* [Stated problem]
Return the listing below exactly, with the pictures dropped.

* [Data extract]
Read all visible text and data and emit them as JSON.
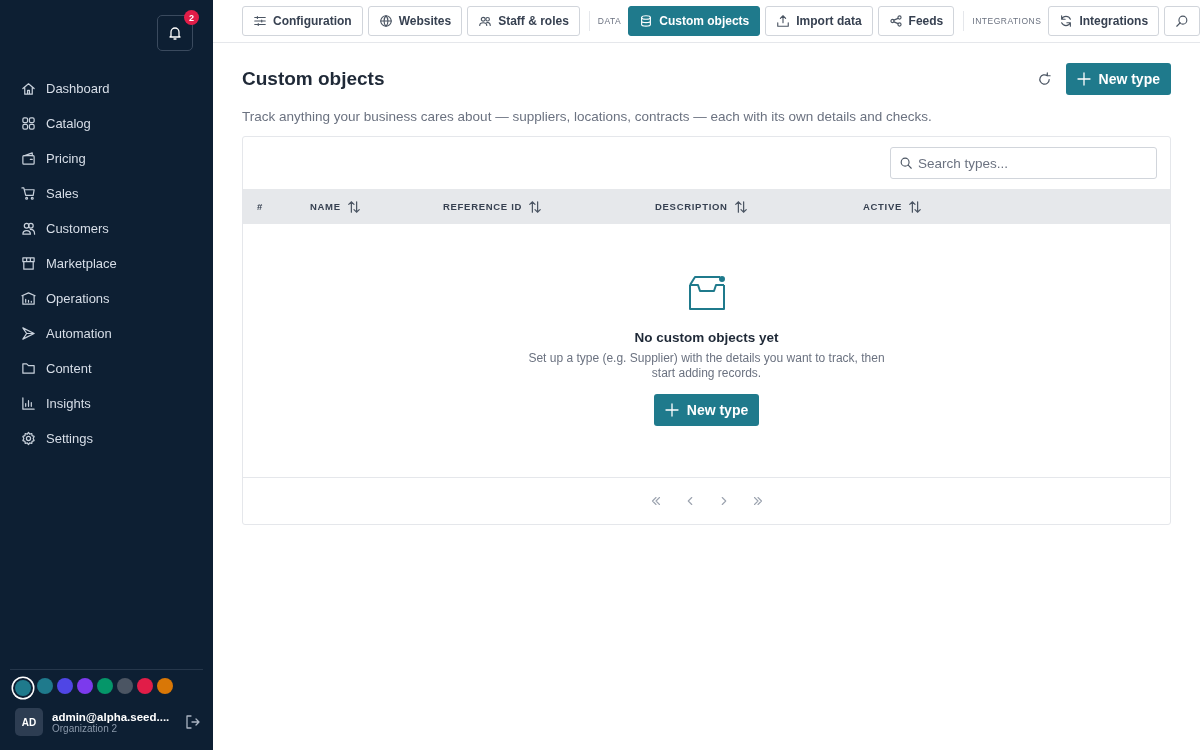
{
  "sidebar": {
    "notifications": {
      "count": "2"
    },
    "items": [
      {
        "label": "Dashboard",
        "selected": false
      },
      {
        "label": "Catalog",
        "selected": false
      },
      {
        "label": "Pricing",
        "selected": false
      },
      {
        "label": "Sales",
        "selected": false
      },
      {
        "label": "Customers",
        "selected": false
      },
      {
        "label": "Marketplace",
        "selected": false
      },
      {
        "label": "Operations",
        "selected": false
      },
      {
        "label": "Automation",
        "selected": false
      },
      {
        "label": "Content",
        "selected": false
      },
      {
        "label": "Insights",
        "selected": false
      },
      {
        "label": "Settings",
        "selected": false
      }
    ],
    "swatches": [
      {
        "color": "#1f7a8c",
        "selected": true
      },
      {
        "color": "#1f7a8c",
        "selected": false
      },
      {
        "color": "#4f46e5",
        "selected": false
      },
      {
        "color": "#7c3aed",
        "selected": false
      },
      {
        "color": "#059669",
        "selected": false
      },
      {
        "color": "#4b5563",
        "selected": false
      },
      {
        "color": "#e11d48",
        "selected": false
      },
      {
        "color": "#d97706",
        "selected": false
      }
    ],
    "user": {
      "initials": "AD",
      "email": "admin@alpha.seed....",
      "org": "Organization 2"
    }
  },
  "topbar": [
    {
      "kind": "button",
      "label": "Configuration",
      "selected": false
    },
    {
      "kind": "button",
      "label": "Websites",
      "selected": false
    },
    {
      "kind": "button",
      "label": "Staff & roles",
      "selected": false
    },
    {
      "kind": "section",
      "label": "DATA"
    },
    {
      "kind": "button",
      "label": "Custom objects",
      "selected": true
    },
    {
      "kind": "button",
      "label": "Import data",
      "selected": false
    },
    {
      "kind": "button",
      "label": "Feeds",
      "selected": false
    },
    {
      "kind": "section",
      "label": "INTEGRATIONS"
    },
    {
      "kind": "button",
      "label": "Integrations",
      "selected": false
    },
    {
      "kind": "button",
      "selected": false
    }
  ],
  "page": {
    "title": "Custom objects",
    "new_button": "New type",
    "description": "Track anything your business cares about — suppliers, locations, contracts — each with its own details and checks."
  },
  "table": {
    "search": {
      "placeholder": "Search types..."
    },
    "columns": [
      "#",
      "NAME",
      "REFERENCE ID",
      "DESCRIPTION",
      "ACTIVE"
    ],
    "empty": {
      "title": "No custom objects yet",
      "text": "Set up a type (e.g. Supplier) with the details you want to track, then start adding records.",
      "button": "New type"
    }
  }
}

* [Solution below]
Read all visible text and data and emit them as JSON.
{
  "sidebar": {
    "notifications": {
      "count": "2"
    },
    "items": [
      {
        "label": "Dashboard",
        "selected": false
      },
      {
        "label": "Catalog",
        "selected": false
      },
      {
        "label": "Pricing",
        "selected": false
      },
      {
        "label": "Sales",
        "selected": false
      },
      {
        "label": "Customers",
        "selected": false
      },
      {
        "label": "Marketplace",
        "selected": false
      },
      {
        "label": "Operations",
        "selected": false
      },
      {
        "label": "Automation",
        "selected": false
      },
      {
        "label": "Content",
        "selected": false
      },
      {
        "label": "Insights",
        "selected": false
      },
      {
        "label": "Settings",
        "selected": false
      }
    ],
    "swatches": [
      {
        "color": "#1f7a8c",
        "selected": true
      },
      {
        "color": "#1f7a8c",
        "selected": false
      },
      {
        "color": "#4f46e5",
        "selected": false
      },
      {
        "color": "#7c3aed",
        "selected": false
      },
      {
        "color": "#059669",
        "selected": false
      },
      {
        "color": "#4b5563",
        "selected": false
      },
      {
        "color": "#e11d48",
        "selected": false
      },
      {
        "color": "#d97706",
        "selected": false
      }
    ],
    "user": {
      "initials": "AD",
      "email": "admin@alpha.seed....",
      "org": "Organization 2"
    }
  },
  "topbar": [
    {
      "kind": "button",
      "label": "Configuration",
      "selected": false
    },
    {
      "kind": "button",
      "label": "Websites",
      "selected": false
    },
    {
      "kind": "button",
      "label": "Staff & roles",
      "selected": false
    },
    {
      "kind": "section",
      "label": "DATA"
    },
    {
      "kind": "button",
      "label": "Custom objects",
      "selected": true
    },
    {
      "kind": "button",
      "label": "Import data",
      "selected": false
    },
    {
      "kind": "button",
      "label": "Feeds",
      "selected": false
    },
    {
      "kind": "section",
      "label": "INTEGRATIONS"
    },
    {
      "kind": "button",
      "label": "Integrations",
      "selected": false
    },
    {
      "kind": "button",
      "selected": false
    }
  ],
  "page": {
    "title": "Custom objects",
    "new_button": "New type",
    "description": "Track anything your business cares about — suppliers, locations, contracts — each with its own details and checks."
  },
  "table": {
    "search": {
      "placeholder": "Search types..."
    },
    "columns": [
      "#",
      "NAME",
      "REFERENCE ID",
      "DESCRIPTION",
      "ACTIVE"
    ],
    "empty": {
      "title": "No custom objects yet",
      "text": "Set up a type (e.g. Supplier) with the details you want to track, then start adding records.",
      "button": "New type"
    }
  }
}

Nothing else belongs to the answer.